● Task description
Copy every line in which the string "communication" occurs.

***

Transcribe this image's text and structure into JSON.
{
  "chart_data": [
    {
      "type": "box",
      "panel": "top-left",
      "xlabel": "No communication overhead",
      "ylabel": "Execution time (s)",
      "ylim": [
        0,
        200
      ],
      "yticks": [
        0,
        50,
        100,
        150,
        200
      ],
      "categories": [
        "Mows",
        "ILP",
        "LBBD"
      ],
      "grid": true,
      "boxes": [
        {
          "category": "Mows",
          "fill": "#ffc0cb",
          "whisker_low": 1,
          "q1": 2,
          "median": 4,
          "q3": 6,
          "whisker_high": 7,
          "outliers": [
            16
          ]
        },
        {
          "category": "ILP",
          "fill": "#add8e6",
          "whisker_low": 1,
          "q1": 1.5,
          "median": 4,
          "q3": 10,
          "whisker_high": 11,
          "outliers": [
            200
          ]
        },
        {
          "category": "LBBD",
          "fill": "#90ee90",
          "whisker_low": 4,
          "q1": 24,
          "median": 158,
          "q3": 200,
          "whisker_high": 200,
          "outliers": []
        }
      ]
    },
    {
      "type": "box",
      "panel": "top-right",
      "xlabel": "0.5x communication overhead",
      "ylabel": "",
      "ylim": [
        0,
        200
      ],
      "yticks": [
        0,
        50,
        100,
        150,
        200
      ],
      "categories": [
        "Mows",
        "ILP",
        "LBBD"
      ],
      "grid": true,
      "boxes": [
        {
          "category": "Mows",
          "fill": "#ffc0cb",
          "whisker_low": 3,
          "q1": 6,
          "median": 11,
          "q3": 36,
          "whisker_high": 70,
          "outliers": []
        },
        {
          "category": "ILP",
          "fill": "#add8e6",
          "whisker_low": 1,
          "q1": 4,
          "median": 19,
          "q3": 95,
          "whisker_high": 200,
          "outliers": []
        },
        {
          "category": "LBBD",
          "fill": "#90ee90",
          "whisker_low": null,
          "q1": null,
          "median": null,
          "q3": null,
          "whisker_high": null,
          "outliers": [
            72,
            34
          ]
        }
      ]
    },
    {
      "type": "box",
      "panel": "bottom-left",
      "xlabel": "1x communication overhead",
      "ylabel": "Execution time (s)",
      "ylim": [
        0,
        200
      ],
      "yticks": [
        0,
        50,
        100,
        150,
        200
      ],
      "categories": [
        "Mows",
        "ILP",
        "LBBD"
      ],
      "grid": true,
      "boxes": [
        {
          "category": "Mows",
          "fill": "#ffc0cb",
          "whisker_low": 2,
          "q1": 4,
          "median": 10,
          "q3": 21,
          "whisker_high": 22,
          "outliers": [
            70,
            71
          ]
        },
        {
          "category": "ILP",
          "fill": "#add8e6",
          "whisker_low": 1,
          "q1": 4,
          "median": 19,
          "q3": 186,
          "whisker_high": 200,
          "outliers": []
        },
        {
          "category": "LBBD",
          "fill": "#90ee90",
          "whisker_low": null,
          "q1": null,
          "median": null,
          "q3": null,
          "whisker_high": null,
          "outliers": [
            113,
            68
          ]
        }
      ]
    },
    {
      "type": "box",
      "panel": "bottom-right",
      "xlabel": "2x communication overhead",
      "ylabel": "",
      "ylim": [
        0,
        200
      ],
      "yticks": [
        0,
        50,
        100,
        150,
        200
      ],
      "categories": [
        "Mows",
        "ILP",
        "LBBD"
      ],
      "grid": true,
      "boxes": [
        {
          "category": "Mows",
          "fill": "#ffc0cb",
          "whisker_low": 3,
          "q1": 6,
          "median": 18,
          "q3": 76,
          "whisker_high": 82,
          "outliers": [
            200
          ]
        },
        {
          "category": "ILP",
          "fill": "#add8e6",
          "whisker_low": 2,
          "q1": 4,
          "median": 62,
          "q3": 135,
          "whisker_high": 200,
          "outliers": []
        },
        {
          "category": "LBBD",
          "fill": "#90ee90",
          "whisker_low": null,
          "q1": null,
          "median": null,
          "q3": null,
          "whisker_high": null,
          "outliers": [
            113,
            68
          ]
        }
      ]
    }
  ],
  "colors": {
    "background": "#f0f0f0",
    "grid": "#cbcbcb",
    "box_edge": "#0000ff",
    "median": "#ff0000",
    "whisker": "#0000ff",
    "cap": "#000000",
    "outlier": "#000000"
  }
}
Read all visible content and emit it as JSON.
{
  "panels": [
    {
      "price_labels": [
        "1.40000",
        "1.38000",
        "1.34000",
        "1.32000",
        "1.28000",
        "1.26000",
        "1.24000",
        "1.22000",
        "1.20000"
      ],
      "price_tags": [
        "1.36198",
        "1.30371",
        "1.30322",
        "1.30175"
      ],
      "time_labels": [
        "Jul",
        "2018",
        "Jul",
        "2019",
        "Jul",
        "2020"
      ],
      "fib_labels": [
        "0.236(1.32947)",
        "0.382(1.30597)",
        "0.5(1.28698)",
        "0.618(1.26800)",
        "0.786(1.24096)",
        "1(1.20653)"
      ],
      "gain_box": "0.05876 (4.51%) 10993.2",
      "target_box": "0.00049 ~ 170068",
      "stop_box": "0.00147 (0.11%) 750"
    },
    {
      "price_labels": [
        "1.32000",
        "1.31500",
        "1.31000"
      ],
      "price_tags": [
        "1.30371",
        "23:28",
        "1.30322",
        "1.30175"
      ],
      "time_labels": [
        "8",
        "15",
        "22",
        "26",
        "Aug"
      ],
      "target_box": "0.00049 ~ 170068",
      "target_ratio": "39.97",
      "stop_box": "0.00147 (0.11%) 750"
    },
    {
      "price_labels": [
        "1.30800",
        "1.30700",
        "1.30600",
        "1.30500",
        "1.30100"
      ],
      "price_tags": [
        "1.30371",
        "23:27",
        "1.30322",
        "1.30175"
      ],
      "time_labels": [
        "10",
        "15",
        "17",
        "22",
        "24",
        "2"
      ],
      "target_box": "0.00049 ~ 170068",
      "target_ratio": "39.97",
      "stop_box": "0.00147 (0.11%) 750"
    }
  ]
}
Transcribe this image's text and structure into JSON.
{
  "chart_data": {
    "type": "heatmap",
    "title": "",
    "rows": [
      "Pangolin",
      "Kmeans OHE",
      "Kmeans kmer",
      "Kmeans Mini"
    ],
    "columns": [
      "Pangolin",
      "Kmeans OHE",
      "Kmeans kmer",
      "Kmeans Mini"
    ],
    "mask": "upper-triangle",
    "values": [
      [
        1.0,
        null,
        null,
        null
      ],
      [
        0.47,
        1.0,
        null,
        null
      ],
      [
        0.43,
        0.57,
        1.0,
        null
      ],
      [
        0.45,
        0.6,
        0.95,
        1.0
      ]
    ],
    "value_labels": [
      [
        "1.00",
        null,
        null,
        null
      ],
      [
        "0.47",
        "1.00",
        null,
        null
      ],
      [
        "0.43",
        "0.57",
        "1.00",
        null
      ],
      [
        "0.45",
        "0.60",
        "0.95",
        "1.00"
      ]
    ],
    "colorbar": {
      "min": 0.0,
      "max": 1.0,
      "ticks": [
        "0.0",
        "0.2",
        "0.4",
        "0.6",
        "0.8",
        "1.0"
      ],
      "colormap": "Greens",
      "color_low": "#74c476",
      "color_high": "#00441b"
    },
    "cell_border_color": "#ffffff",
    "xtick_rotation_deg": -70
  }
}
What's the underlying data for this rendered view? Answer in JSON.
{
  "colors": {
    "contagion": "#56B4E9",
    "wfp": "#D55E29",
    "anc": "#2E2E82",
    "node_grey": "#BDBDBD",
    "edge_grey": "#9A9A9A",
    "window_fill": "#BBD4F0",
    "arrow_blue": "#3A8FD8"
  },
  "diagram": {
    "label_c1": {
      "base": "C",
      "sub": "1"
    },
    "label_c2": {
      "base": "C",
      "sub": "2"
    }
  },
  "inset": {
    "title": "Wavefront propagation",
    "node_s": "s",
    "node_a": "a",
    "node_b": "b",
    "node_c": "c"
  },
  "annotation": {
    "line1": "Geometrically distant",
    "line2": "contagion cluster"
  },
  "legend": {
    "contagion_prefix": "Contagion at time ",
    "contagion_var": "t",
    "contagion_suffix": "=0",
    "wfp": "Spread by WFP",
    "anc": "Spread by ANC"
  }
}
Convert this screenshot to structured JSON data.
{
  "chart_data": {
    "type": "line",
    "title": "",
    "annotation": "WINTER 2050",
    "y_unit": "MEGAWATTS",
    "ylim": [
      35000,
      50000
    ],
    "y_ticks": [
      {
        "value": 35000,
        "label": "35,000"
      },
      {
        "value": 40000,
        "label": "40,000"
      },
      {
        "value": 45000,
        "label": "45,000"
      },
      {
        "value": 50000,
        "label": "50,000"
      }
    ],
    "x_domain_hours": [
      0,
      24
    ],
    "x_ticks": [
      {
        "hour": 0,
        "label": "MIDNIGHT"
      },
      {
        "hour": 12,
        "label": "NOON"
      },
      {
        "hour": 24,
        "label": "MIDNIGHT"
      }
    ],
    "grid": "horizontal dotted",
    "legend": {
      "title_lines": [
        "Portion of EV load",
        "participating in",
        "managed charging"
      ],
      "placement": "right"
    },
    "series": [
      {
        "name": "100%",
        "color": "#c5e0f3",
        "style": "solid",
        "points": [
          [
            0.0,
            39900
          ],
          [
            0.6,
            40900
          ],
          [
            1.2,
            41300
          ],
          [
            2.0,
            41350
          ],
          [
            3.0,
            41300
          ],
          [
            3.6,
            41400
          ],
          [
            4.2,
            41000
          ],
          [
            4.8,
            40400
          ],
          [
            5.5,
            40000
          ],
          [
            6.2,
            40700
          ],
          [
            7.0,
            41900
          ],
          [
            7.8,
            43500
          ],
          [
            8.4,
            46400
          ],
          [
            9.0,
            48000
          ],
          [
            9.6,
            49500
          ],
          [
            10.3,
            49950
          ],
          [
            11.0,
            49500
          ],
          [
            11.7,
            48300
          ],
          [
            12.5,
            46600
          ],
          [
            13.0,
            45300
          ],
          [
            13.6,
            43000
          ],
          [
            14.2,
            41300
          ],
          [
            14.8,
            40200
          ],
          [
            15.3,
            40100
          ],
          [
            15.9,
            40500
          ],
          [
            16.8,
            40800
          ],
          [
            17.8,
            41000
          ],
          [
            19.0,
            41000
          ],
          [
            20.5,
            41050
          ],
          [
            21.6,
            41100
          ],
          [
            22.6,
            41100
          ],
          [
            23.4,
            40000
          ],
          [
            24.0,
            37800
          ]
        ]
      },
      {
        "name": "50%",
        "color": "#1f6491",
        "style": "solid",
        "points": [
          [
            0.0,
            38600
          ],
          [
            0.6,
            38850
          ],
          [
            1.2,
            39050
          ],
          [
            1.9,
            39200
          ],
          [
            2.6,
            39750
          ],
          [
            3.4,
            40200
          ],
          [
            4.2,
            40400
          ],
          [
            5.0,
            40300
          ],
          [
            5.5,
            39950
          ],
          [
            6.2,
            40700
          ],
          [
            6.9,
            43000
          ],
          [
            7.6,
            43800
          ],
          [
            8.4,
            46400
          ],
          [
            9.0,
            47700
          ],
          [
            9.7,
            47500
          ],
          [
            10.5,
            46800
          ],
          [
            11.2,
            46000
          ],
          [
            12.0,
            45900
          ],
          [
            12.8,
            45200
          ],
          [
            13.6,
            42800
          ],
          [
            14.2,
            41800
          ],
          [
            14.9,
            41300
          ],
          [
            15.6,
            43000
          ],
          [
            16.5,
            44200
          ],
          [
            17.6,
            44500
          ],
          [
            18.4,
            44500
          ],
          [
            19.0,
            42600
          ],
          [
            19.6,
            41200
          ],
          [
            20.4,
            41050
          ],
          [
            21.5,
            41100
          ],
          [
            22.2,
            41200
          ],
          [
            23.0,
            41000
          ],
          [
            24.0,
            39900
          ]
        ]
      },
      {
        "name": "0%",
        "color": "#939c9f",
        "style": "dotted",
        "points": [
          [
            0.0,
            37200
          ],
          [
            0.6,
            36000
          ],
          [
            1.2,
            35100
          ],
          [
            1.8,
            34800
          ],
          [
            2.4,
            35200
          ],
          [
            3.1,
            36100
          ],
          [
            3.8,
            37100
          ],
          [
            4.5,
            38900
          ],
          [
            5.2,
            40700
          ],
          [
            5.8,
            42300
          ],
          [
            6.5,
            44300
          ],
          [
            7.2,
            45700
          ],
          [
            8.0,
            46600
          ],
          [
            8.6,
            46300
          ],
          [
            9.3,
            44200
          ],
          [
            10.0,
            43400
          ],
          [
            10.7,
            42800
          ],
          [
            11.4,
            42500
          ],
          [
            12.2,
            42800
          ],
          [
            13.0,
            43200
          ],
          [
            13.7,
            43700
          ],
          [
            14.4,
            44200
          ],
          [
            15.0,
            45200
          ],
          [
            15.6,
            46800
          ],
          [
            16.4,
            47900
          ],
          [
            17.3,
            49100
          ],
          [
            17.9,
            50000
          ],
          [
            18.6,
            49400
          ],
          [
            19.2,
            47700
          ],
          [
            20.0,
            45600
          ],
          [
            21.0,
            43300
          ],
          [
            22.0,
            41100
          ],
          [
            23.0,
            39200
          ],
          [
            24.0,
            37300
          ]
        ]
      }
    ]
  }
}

***

● Task output
      "xlabel": "No communication overhead",
      "xlabel": "0.5x communication overhead",
      "xlabel": "1x communication overhead",
      "xlabel": "2x communication overhead",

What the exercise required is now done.